Records:
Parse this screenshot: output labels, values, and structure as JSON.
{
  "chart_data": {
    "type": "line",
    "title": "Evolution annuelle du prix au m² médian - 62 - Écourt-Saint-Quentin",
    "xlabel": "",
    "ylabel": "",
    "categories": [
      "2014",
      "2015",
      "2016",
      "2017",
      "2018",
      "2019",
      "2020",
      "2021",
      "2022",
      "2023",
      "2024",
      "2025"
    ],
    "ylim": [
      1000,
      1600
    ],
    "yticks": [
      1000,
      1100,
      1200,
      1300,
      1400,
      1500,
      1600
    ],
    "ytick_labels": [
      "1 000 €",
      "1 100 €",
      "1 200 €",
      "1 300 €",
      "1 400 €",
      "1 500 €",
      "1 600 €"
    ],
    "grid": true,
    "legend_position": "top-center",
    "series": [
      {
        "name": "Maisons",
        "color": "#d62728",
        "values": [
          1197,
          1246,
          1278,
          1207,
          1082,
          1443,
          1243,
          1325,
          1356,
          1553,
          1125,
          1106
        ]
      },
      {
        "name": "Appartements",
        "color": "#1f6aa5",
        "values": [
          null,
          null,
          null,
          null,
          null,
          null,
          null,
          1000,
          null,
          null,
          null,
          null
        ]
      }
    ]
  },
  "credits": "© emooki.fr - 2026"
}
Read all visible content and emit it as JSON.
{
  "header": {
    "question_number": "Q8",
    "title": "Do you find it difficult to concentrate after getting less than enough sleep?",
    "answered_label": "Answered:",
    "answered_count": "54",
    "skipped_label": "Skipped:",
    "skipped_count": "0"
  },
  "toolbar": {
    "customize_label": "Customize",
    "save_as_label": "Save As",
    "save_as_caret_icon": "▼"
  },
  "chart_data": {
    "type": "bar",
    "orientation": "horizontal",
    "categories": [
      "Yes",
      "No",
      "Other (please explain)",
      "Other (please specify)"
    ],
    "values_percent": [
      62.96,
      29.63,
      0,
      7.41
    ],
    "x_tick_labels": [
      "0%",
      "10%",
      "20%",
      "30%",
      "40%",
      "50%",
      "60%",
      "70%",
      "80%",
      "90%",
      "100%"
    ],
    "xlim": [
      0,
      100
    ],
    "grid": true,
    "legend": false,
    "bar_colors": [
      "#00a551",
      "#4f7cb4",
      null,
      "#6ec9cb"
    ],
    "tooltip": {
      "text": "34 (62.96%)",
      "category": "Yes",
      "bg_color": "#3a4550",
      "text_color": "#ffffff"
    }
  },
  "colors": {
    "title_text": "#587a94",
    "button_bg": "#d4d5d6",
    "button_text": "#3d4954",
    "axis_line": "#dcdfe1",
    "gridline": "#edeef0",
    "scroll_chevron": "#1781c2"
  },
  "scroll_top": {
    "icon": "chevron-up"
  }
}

Task goal: Copy out all of the records shown above exactly.

Reply:
Parse this screenshot: output labels, values, and structure as JSON.
{
  "chart_data": {
    "type": "line",
    "title": "Evolution annuelle du prix au m² médian - 62 - Écourt-Saint-Quentin",
    "xlabel": "",
    "ylabel": "",
    "categories": [
      "2014",
      "2015",
      "2016",
      "2017",
      "2018",
      "2019",
      "2020",
      "2021",
      "2022",
      "2023",
      "2024",
      "2025"
    ],
    "ylim": [
      1000,
      1600
    ],
    "yticks": [
      1000,
      1100,
      1200,
      1300,
      1400,
      1500,
      1600
    ],
    "ytick_labels": [
      "1 000 €",
      "1 100 €",
      "1 200 €",
      "1 300 €",
      "1 400 €",
      "1 500 €",
      "1 600 €"
    ],
    "grid": true,
    "legend_position": "top-center",
    "series": [
      {
        "name": "Maisons",
        "color": "#d62728",
        "values": [
          1197,
          1246,
          1278,
          1207,
          1082,
          1443,
          1243,
          1325,
          1356,
          1553,
          1125,
          1106
        ]
      },
      {
        "name": "Appartements",
        "color": "#1f6aa5",
        "values": [
          null,
          null,
          null,
          null,
          null,
          null,
          null,
          1000,
          null,
          null,
          null,
          null
        ]
      }
    ]
  },
  "credits": "© emooki.fr - 2026"
}
Read all visible content and emit it as JSON.
{
  "header": {
    "question_number": "Q8",
    "title": "Do you find it difficult to concentrate after getting less than enough sleep?",
    "answered_label": "Answered:",
    "answered_count": "54",
    "skipped_label": "Skipped:",
    "skipped_count": "0"
  },
  "toolbar": {
    "customize_label": "Customize",
    "save_as_label": "Save As",
    "save_as_caret_icon": "▼"
  },
  "chart_data": {
    "type": "bar",
    "orientation": "horizontal",
    "categories": [
      "Yes",
      "No",
      "Other (please explain)",
      "Other (please specify)"
    ],
    "values_percent": [
      62.96,
      29.63,
      0,
      7.41
    ],
    "x_tick_labels": [
      "0%",
      "10%",
      "20%",
      "30%",
      "40%",
      "50%",
      "60%",
      "70%",
      "80%",
      "90%",
      "100%"
    ],
    "xlim": [
      0,
      100
    ],
    "grid": true,
    "legend": false,
    "bar_colors": [
      "#00a551",
      "#4f7cb4",
      null,
      "#6ec9cb"
    ],
    "tooltip": {
      "text": "34 (62.96%)",
      "category": "Yes",
      "bg_color": "#3a4550",
      "text_color": "#ffffff"
    }
  },
  "colors": {
    "title_text": "#587a94",
    "button_bg": "#d4d5d6",
    "button_text": "#3d4954",
    "axis_line": "#dcdfe1",
    "gridline": "#edeef0",
    "scroll_chevron": "#1781c2"
  },
  "scroll_top": {
    "icon": "chevron-up"
  }
}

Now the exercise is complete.